— Begin Input —

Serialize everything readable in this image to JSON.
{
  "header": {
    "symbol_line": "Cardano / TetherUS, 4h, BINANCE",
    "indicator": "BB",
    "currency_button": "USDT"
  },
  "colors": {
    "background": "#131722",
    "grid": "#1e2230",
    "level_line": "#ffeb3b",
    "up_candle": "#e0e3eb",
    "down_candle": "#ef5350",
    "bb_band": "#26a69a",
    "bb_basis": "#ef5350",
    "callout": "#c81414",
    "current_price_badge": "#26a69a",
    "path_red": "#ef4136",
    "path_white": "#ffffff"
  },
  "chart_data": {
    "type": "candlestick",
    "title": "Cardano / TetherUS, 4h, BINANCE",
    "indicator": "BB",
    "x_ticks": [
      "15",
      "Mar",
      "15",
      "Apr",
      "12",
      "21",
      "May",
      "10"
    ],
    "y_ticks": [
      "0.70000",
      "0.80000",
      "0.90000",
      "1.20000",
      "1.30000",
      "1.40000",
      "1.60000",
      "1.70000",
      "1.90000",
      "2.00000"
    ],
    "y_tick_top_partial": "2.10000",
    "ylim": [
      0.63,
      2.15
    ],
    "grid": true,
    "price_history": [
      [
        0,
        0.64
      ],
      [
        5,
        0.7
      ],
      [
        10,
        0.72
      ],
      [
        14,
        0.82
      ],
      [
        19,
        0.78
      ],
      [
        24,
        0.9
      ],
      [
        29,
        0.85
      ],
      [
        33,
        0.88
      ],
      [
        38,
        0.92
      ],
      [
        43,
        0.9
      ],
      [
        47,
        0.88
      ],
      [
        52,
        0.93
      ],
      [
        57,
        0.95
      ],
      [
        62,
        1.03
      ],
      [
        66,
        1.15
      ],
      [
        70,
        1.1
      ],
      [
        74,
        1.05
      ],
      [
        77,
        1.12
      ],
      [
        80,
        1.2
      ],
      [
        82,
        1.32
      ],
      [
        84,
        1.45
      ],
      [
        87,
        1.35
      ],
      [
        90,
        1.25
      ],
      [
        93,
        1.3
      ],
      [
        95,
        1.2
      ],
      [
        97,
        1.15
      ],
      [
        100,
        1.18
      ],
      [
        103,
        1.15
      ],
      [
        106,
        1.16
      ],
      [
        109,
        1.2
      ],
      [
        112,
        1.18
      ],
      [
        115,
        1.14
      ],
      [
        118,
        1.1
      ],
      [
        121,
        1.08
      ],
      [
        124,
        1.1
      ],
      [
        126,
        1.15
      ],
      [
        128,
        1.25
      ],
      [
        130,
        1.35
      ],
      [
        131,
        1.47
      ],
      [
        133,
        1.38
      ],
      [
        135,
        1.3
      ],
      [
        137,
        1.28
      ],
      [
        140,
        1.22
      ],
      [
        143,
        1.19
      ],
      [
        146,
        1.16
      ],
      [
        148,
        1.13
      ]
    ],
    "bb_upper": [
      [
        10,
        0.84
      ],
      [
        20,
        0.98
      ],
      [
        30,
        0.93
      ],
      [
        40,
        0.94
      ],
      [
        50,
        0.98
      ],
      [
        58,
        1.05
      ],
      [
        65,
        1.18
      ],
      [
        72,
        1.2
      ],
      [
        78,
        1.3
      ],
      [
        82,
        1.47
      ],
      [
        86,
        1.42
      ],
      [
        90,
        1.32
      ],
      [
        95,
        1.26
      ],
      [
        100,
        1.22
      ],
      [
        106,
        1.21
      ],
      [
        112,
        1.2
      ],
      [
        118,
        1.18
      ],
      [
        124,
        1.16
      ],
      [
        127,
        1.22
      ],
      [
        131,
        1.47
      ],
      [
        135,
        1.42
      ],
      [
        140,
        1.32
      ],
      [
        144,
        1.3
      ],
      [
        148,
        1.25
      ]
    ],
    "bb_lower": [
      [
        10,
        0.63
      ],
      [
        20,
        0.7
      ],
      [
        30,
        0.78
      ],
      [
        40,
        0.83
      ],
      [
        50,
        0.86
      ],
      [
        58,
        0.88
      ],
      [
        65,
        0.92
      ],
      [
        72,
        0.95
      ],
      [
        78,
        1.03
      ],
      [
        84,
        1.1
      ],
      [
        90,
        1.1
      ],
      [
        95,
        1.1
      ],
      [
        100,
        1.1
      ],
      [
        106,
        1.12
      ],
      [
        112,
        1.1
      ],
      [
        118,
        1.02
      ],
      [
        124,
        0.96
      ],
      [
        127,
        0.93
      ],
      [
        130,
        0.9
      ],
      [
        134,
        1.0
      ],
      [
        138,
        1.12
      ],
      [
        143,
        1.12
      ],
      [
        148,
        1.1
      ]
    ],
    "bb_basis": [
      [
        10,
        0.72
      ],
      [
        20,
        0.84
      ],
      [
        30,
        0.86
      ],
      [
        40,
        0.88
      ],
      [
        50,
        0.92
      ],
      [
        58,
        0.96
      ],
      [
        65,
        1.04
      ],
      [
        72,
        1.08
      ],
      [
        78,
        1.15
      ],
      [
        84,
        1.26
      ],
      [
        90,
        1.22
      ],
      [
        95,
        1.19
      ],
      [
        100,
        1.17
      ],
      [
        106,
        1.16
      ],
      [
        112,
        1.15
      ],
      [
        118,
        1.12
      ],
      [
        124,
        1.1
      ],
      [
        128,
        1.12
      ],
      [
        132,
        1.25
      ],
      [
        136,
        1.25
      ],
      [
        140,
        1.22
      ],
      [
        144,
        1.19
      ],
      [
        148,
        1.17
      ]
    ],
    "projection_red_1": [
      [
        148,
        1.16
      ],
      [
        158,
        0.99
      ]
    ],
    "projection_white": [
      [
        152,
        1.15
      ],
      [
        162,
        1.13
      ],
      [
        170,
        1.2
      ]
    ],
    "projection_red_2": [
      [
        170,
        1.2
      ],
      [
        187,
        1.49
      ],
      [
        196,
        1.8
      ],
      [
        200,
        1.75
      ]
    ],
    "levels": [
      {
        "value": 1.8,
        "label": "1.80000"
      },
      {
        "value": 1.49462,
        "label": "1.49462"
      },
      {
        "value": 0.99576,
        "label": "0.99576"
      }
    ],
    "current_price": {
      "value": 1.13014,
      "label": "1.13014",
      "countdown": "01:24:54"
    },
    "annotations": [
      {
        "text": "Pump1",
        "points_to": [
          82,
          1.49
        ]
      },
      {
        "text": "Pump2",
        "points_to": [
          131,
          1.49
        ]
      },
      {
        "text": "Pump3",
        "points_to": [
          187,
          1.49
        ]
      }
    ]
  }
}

— End Input —

> _Work to do_:
Reproduce the entries above in full, verbatim.

> _Solved exercise_:
Serialize everything readable in this image to JSON.
{
  "header": {
    "symbol_line": "Cardano / TetherUS, 4h, BINANCE",
    "indicator": "BB",
    "currency_button": "USDT"
  },
  "colors": {
    "background": "#131722",
    "grid": "#1e2230",
    "level_line": "#ffeb3b",
    "up_candle": "#e0e3eb",
    "down_candle": "#ef5350",
    "bb_band": "#26a69a",
    "bb_basis": "#ef5350",
    "callout": "#c81414",
    "current_price_badge": "#26a69a",
    "path_red": "#ef4136",
    "path_white": "#ffffff"
  },
  "chart_data": {
    "type": "candlestick",
    "title": "Cardano / TetherUS, 4h, BINANCE",
    "indicator": "BB",
    "x_ticks": [
      "15",
      "Mar",
      "15",
      "Apr",
      "12",
      "21",
      "May",
      "10"
    ],
    "y_ticks": [
      "0.70000",
      "0.80000",
      "0.90000",
      "1.20000",
      "1.30000",
      "1.40000",
      "1.60000",
      "1.70000",
      "1.90000",
      "2.00000"
    ],
    "y_tick_top_partial": "2.10000",
    "ylim": [
      0.63,
      2.15
    ],
    "grid": true,
    "price_history": [
      [
        0,
        0.64
      ],
      [
        5,
        0.7
      ],
      [
        10,
        0.72
      ],
      [
        14,
        0.82
      ],
      [
        19,
        0.78
      ],
      [
        24,
        0.9
      ],
      [
        29,
        0.85
      ],
      [
        33,
        0.88
      ],
      [
        38,
        0.92
      ],
      [
        43,
        0.9
      ],
      [
        47,
        0.88
      ],
      [
        52,
        0.93
      ],
      [
        57,
        0.95
      ],
      [
        62,
        1.03
      ],
      [
        66,
        1.15
      ],
      [
        70,
        1.1
      ],
      [
        74,
        1.05
      ],
      [
        77,
        1.12
      ],
      [
        80,
        1.2
      ],
      [
        82,
        1.32
      ],
      [
        84,
        1.45
      ],
      [
        87,
        1.35
      ],
      [
        90,
        1.25
      ],
      [
        93,
        1.3
      ],
      [
        95,
        1.2
      ],
      [
        97,
        1.15
      ],
      [
        100,
        1.18
      ],
      [
        103,
        1.15
      ],
      [
        106,
        1.16
      ],
      [
        109,
        1.2
      ],
      [
        112,
        1.18
      ],
      [
        115,
        1.14
      ],
      [
        118,
        1.1
      ],
      [
        121,
        1.08
      ],
      [
        124,
        1.1
      ],
      [
        126,
        1.15
      ],
      [
        128,
        1.25
      ],
      [
        130,
        1.35
      ],
      [
        131,
        1.47
      ],
      [
        133,
        1.38
      ],
      [
        135,
        1.3
      ],
      [
        137,
        1.28
      ],
      [
        140,
        1.22
      ],
      [
        143,
        1.19
      ],
      [
        146,
        1.16
      ],
      [
        148,
        1.13
      ]
    ],
    "bb_upper": [
      [
        10,
        0.84
      ],
      [
        20,
        0.98
      ],
      [
        30,
        0.93
      ],
      [
        40,
        0.94
      ],
      [
        50,
        0.98
      ],
      [
        58,
        1.05
      ],
      [
        65,
        1.18
      ],
      [
        72,
        1.2
      ],
      [
        78,
        1.3
      ],
      [
        82,
        1.47
      ],
      [
        86,
        1.42
      ],
      [
        90,
        1.32
      ],
      [
        95,
        1.26
      ],
      [
        100,
        1.22
      ],
      [
        106,
        1.21
      ],
      [
        112,
        1.2
      ],
      [
        118,
        1.18
      ],
      [
        124,
        1.16
      ],
      [
        127,
        1.22
      ],
      [
        131,
        1.47
      ],
      [
        135,
        1.42
      ],
      [
        140,
        1.32
      ],
      [
        144,
        1.3
      ],
      [
        148,
        1.25
      ]
    ],
    "bb_lower": [
      [
        10,
        0.63
      ],
      [
        20,
        0.7
      ],
      [
        30,
        0.78
      ],
      [
        40,
        0.83
      ],
      [
        50,
        0.86
      ],
      [
        58,
        0.88
      ],
      [
        65,
        0.92
      ],
      [
        72,
        0.95
      ],
      [
        78,
        1.03
      ],
      [
        84,
        1.1
      ],
      [
        90,
        1.1
      ],
      [
        95,
        1.1
      ],
      [
        100,
        1.1
      ],
      [
        106,
        1.12
      ],
      [
        112,
        1.1
      ],
      [
        118,
        1.02
      ],
      [
        124,
        0.96
      ],
      [
        127,
        0.93
      ],
      [
        130,
        0.9
      ],
      [
        134,
        1.0
      ],
      [
        138,
        1.12
      ],
      [
        143,
        1.12
      ],
      [
        148,
        1.1
      ]
    ],
    "bb_basis": [
      [
        10,
        0.72
      ],
      [
        20,
        0.84
      ],
      [
        30,
        0.86
      ],
      [
        40,
        0.88
      ],
      [
        50,
        0.92
      ],
      [
        58,
        0.96
      ],
      [
        65,
        1.04
      ],
      [
        72,
        1.08
      ],
      [
        78,
        1.15
      ],
      [
        84,
        1.26
      ],
      [
        90,
        1.22
      ],
      [
        95,
        1.19
      ],
      [
        100,
        1.17
      ],
      [
        106,
        1.16
      ],
      [
        112,
        1.15
      ],
      [
        118,
        1.12
      ],
      [
        124,
        1.1
      ],
      [
        128,
        1.12
      ],
      [
        132,
        1.25
      ],
      [
        136,
        1.25
      ],
      [
        140,
        1.22
      ],
      [
        144,
        1.19
      ],
      [
        148,
        1.17
      ]
    ],
    "projection_red_1": [
      [
        148,
        1.16
      ],
      [
        158,
        0.99
      ]
    ],
    "projection_white": [
      [
        152,
        1.15
      ],
      [
        162,
        1.13
      ],
      [
        170,
        1.2
      ]
    ],
    "projection_red_2": [
      [
        170,
        1.2
      ],
      [
        187,
        1.49
      ],
      [
        196,
        1.8
      ],
      [
        200,
        1.75
      ]
    ],
    "levels": [
      {
        "value": 1.8,
        "label": "1.80000"
      },
      {
        "value": 1.49462,
        "label": "1.49462"
      },
      {
        "value": 0.99576,
        "label": "0.99576"
      }
    ],
    "current_price": {
      "value": 1.13014,
      "label": "1.13014",
      "countdown": "01:24:54"
    },
    "annotations": [
      {
        "text": "Pump1",
        "points_to": [
          82,
          1.49
        ]
      },
      {
        "text": "Pump2",
        "points_to": [
          131,
          1.49
        ]
      },
      {
        "text": "Pump3",
        "points_to": [
          187,
          1.49
        ]
      }
    ]
  }
}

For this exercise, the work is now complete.